> [Stated exercise] Output every line of the listing below as a numbered list. Leave out blank lines and pictures.

Dataset listing:
== == ==

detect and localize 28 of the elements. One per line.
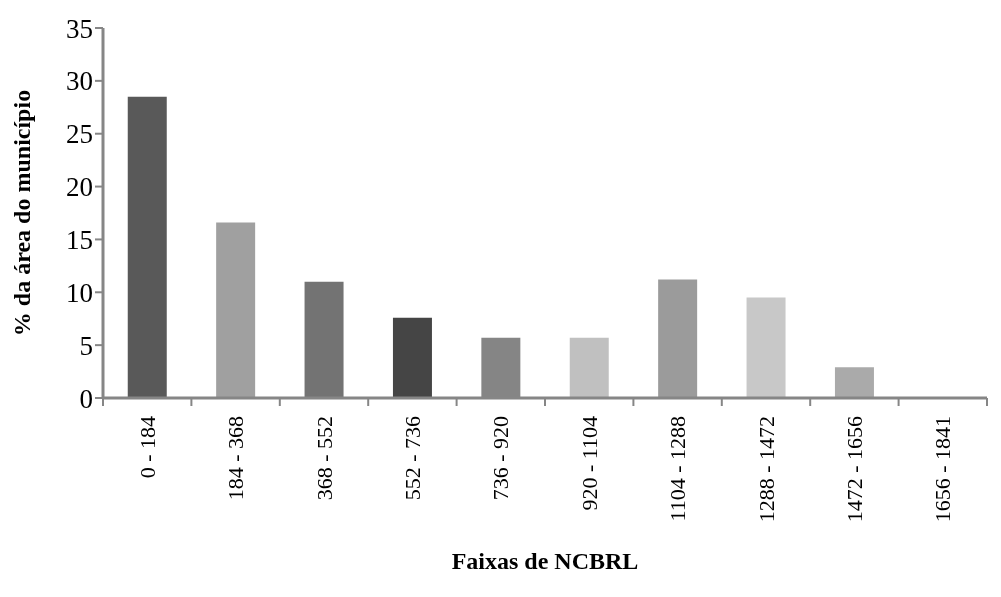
bar (746, 297, 786, 398)
x-tick-label: 552 - 736 (399, 416, 425, 501)
x-axis-title: Faixas de NCBRL (450, 548, 640, 575)
x-tick-label: 1288 - 1472 (753, 416, 779, 523)
y-tick-label: 20 (66, 172, 93, 203)
x-tick-label: 1104 - 1288 (665, 416, 691, 522)
x-tick-label: 0 - 184 (134, 416, 160, 479)
bar (216, 222, 256, 398)
y-tick-label: 25 (66, 119, 93, 150)
bar (127, 96, 167, 398)
bar (569, 337, 609, 398)
y-tick-label: 35 (66, 13, 93, 44)
bar (392, 317, 432, 398)
x-tick-label: 1472 - 1656 (841, 416, 867, 523)
x-tick-label: 1656 - 1841 (930, 416, 956, 523)
y-tick-label: 10 (66, 277, 93, 308)
x-tick-label: 736 - 920 (488, 416, 514, 501)
bar (658, 279, 698, 398)
bar (834, 367, 874, 398)
x-tick-label: 920 - 1104 (576, 416, 602, 511)
bar (304, 281, 344, 398)
x-tick-label: 368 - 552 (311, 416, 337, 501)
y-tick-label: 5 (79, 330, 93, 361)
y-tick-label: 30 (66, 66, 93, 97)
y-tick-label: 15 (66, 225, 93, 256)
y-axis-title: % da área do município (8, 89, 35, 337)
y-tick-label: 0 (79, 383, 93, 414)
x-tick-label: 184 - 368 (223, 416, 249, 501)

== == ==

> [Written solution]
1. detect and localize 28 of the elements. One per line.
2. bar (746, 297, 786, 398)
3. x-tick-label: 552 - 736 (399, 416, 425, 501)
4. x-axis-title: Faixas de NCBRL (450, 548, 640, 575)
5. x-tick-label: 1288 - 1472 (753, 416, 779, 523)
6. y-tick-label: 20 (66, 172, 93, 203)
7. x-tick-label: 1104 - 1288 (665, 416, 691, 522)
8. x-tick-label: 0 - 184 (134, 416, 160, 479)
9. bar (216, 222, 256, 398)
10. y-tick-label: 25 (66, 119, 93, 150)
11. bar (127, 96, 167, 398)
12. bar (569, 337, 609, 398)
13. y-tick-label: 35 (66, 13, 93, 44)
14. bar (392, 317, 432, 398)
15. x-tick-label: 1472 - 1656 (841, 416, 867, 523)
16. x-tick-label: 1656 - 1841 (930, 416, 956, 523)
17. y-tick-label: 10 (66, 277, 93, 308)
18. x-tick-label: 736 - 920 (488, 416, 514, 501)
19. bar (658, 279, 698, 398)
20. bar (834, 367, 874, 398)
21. x-tick-label: 920 - 1104 (576, 416, 602, 511)
22. bar (304, 281, 344, 398)
23. x-tick-label: 368 - 552 (311, 416, 337, 501)
24. y-tick-label: 5 (79, 330, 93, 361)
25. y-tick-label: 30 (66, 66, 93, 97)
26. y-tick-label: 15 (66, 225, 93, 256)
27. y-axis-title: % da área do município (8, 89, 35, 337)
28. y-tick-label: 0 (79, 383, 93, 414)
29. x-tick-label: 184 - 368 (223, 416, 249, 501)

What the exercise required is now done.